## Aim
Copy every entry precisely.

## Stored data
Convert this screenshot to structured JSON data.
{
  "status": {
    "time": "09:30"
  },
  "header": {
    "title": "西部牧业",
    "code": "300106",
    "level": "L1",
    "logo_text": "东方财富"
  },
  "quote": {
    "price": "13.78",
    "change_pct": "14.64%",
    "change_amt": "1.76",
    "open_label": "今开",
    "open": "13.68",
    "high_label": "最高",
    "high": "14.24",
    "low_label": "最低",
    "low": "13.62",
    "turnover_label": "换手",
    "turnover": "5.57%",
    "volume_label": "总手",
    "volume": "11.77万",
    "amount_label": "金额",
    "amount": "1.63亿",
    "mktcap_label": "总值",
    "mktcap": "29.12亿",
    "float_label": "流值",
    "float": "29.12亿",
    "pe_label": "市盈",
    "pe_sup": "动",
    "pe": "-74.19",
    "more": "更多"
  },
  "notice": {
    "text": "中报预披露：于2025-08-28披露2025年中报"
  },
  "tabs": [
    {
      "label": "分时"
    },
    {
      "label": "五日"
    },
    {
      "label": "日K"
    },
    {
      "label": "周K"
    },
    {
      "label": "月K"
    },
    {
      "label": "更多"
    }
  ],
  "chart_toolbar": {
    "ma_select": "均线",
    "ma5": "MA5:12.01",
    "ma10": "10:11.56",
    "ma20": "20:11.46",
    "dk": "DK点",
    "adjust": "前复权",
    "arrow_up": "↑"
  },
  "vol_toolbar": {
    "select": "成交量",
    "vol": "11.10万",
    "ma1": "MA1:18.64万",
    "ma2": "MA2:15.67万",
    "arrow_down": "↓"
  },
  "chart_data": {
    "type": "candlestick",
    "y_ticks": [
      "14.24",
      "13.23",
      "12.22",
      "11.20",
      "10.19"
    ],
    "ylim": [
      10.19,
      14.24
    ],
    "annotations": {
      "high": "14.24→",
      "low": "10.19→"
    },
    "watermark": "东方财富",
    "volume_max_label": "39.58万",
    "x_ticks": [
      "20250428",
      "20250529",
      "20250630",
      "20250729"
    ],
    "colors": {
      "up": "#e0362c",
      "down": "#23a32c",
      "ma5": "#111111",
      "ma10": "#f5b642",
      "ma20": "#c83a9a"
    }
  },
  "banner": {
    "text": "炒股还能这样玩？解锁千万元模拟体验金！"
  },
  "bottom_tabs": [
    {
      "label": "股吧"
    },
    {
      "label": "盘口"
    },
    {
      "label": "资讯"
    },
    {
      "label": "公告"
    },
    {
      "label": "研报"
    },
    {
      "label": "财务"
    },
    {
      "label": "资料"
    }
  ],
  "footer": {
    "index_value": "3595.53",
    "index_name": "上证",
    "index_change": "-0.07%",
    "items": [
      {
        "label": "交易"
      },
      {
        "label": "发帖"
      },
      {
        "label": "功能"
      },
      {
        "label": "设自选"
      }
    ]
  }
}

## Task answer
Convert this screenshot to structured JSON data.
{
  "status": {
    "time": "09:30"
  },
  "header": {
    "title": "西部牧业",
    "code": "300106",
    "level": "L1",
    "logo_text": "东方财富"
  },
  "quote": {
    "price": "13.78",
    "change_pct": "14.64%",
    "change_amt": "1.76",
    "open_label": "今开",
    "open": "13.68",
    "high_label": "最高",
    "high": "14.24",
    "low_label": "最低",
    "low": "13.62",
    "turnover_label": "换手",
    "turnover": "5.57%",
    "volume_label": "总手",
    "volume": "11.77万",
    "amount_label": "金额",
    "amount": "1.63亿",
    "mktcap_label": "总值",
    "mktcap": "29.12亿",
    "float_label": "流值",
    "float": "29.12亿",
    "pe_label": "市盈",
    "pe_sup": "动",
    "pe": "-74.19",
    "more": "更多"
  },
  "notice": {
    "text": "中报预披露：于2025-08-28披露2025年中报"
  },
  "tabs": [
    {
      "label": "分时"
    },
    {
      "label": "五日"
    },
    {
      "label": "日K"
    },
    {
      "label": "周K"
    },
    {
      "label": "月K"
    },
    {
      "label": "更多"
    }
  ],
  "chart_toolbar": {
    "ma_select": "均线",
    "ma5": "MA5:12.01",
    "ma10": "10:11.56",
    "ma20": "20:11.46",
    "dk": "DK点",
    "adjust": "前复权",
    "arrow_up": "↑"
  },
  "vol_toolbar": {
    "select": "成交量",
    "vol": "11.10万",
    "ma1": "MA1:18.64万",
    "ma2": "MA2:15.67万",
    "arrow_down": "↓"
  },
  "chart_data": {
    "type": "candlestick",
    "y_ticks": [
      "14.24",
      "13.23",
      "12.22",
      "11.20",
      "10.19"
    ],
    "ylim": [
      10.19,
      14.24
    ],
    "annotations": {
      "high": "14.24→",
      "low": "10.19→"
    },
    "watermark": "东方财富",
    "volume_max_label": "39.58万",
    "x_ticks": [
      "20250428",
      "20250529",
      "20250630",
      "20250729"
    ],
    "colors": {
      "up": "#e0362c",
      "down": "#23a32c",
      "ma5": "#111111",
      "ma10": "#f5b642",
      "ma20": "#c83a9a"
    }
  },
  "banner": {
    "text": "炒股还能这样玩？解锁千万元模拟体验金！"
  },
  "bottom_tabs": [
    {
      "label": "股吧"
    },
    {
      "label": "盘口"
    },
    {
      "label": "资讯"
    },
    {
      "label": "公告"
    },
    {
      "label": "研报"
    },
    {
      "label": "财务"
    },
    {
      "label": "资料"
    }
  ],
  "footer": {
    "index_value": "3595.53",
    "index_name": "上证",
    "index_change": "-0.07%",
    "items": [
      {
        "label": "交易"
      },
      {
        "label": "发帖"
      },
      {
        "label": "功能"
      },
      {
        "label": "设自选"
      }
    ]
  }
}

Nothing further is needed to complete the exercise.